» **SELECTED PASSAGE**
---

A memorial to Richard Parker of Itchen Ferry village can be seen in the graveyard of Jesus Chapel on Peartree Green. The desperate situation that led to his death in 1884 was the subject of a significant murder trial, Regina v. Dudley & Stephens, that changed English law.

=== World War II bombings ===
Already absorbed into its larger neighbour, Woolston, and subsequently into the borough of Southampton in 1920, it was destroyed beyond repair by the Luftwaffe on 26 September 1940 due to its misfortune of being a stone's throw from the Supermarine factory and a short distance up-river from the John I. Thornycroft & Company shipyard. There were over 100 casualties in this raid alone.

That was, however, not the only raid. The Luftwaffe had targeted the area on a number of previous occasions. An air raid shelter in the lower region of Sea Road near the railway line is reported as receiving a direct hit on 24 September 1940.

The area was subsequently used for training troops that would be fighting in similar ruined villages during the invasion of Europe in 1944.

==== Details of the bombing raids ====
- 24 September 1940 – 42 fatalities.
- 26 September 1940 – 55 fatalities, 49 seriously injured, 43 other casualties. This raid comprised the Heinkel He 111 bombers of Kampfgeschwader 55 escorted by the twin-engined Messerschmitt Bf 110 heavy fighters of Zerstörergeschwader 26, 160 aircraft in total dropping 145 high explosive bombs.

---

» **SUPPLIED MATERIAL**
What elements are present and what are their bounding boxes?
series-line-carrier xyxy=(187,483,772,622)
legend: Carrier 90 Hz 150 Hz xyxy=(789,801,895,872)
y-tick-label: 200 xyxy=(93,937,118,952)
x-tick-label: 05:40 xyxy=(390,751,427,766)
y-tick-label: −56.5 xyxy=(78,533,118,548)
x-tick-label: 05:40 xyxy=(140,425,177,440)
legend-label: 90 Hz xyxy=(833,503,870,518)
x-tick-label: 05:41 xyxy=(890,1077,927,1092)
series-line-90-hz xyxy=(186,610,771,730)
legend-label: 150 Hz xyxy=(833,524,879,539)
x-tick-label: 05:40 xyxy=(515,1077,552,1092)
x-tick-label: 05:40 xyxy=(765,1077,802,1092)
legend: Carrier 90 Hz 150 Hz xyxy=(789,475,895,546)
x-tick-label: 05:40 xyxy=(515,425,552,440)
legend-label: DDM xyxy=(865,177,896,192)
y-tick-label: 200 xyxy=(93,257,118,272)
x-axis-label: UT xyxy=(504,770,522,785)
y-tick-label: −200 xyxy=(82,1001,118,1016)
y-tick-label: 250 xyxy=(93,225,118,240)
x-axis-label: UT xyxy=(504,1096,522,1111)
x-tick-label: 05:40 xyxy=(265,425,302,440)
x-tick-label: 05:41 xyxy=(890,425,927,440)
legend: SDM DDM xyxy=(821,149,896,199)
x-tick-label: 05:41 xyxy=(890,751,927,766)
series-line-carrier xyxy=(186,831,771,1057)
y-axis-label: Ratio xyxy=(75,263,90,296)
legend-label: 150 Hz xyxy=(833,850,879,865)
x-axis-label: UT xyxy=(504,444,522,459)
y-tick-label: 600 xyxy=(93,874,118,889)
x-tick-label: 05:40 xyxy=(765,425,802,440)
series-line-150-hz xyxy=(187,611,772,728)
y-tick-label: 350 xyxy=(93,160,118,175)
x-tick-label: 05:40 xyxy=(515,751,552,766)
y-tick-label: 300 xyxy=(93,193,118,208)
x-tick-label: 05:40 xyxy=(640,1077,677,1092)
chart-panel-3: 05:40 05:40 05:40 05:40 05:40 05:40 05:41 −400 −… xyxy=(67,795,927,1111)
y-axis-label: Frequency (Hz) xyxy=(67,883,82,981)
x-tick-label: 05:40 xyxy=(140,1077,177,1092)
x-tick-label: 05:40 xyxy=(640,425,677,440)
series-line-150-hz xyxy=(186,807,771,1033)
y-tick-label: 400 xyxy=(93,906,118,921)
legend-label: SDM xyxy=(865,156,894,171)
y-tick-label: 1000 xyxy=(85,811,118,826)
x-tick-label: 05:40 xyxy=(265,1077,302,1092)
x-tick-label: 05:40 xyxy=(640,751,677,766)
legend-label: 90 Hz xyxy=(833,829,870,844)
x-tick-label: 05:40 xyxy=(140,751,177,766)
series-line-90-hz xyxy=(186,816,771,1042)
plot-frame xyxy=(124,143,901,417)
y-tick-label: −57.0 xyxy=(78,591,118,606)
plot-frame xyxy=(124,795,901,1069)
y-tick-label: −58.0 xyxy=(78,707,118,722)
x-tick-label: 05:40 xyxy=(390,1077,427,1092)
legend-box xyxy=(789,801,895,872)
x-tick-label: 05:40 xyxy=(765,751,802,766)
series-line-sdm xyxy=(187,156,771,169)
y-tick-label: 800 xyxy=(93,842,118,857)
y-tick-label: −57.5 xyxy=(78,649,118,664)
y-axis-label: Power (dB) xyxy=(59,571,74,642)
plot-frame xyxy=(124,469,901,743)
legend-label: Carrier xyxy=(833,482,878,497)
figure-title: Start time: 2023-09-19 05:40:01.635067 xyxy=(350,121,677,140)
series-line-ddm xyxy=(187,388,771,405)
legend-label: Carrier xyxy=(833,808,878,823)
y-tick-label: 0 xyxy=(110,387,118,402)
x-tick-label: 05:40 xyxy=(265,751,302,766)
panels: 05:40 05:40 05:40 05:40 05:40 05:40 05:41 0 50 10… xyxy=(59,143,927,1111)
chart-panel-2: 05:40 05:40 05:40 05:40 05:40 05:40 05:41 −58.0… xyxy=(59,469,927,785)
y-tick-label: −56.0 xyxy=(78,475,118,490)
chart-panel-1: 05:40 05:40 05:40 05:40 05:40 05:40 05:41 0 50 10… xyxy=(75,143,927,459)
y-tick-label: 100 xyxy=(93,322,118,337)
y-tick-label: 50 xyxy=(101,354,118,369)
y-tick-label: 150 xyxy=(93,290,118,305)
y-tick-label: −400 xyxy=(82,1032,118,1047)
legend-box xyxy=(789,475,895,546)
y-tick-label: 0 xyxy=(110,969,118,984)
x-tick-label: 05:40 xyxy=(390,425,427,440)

---

» **TASKS FOR THIS EXERCISE**
• A. Shorten the paragraph in the Itchen Ferry text that begins "A memorial to Richard Parker", keeping its main facts.
• B. Pick up the Itchen Ferry text after its last line and carry it further.
The listing is separate material.

» **ANSWERS BY ITEM**
• A. Jesus Chapel's graveyard on Peartree Green holds a memorial to Richard Parker of Itchen Ferry village. The desperate circumstances of his death in 1884 led to the murder trial Regina v. Dudley & Stephens, which changed English law.

• B.
Reports of casualties in the direct hit on the air raid shelter (24 September) are contradictory. One report has approximately 100 fatalities and around 50 wounded, coincidentally the total of the two raids as listed above: it may have been politically expedient to combine those figures. Another source simply reports many fatalities. The most reliable report, because it is based on local sources in Southampton rather than RAF sources, is that the shelter was largely unoccupied because the air raid warning was late.

==Changes to street names==
When Woolston was absorbed into Southampton in 1920, there were some duplicated street names. The following streets in the Itchen Ferry area were changed in 1924 to avoid the consequential confusion.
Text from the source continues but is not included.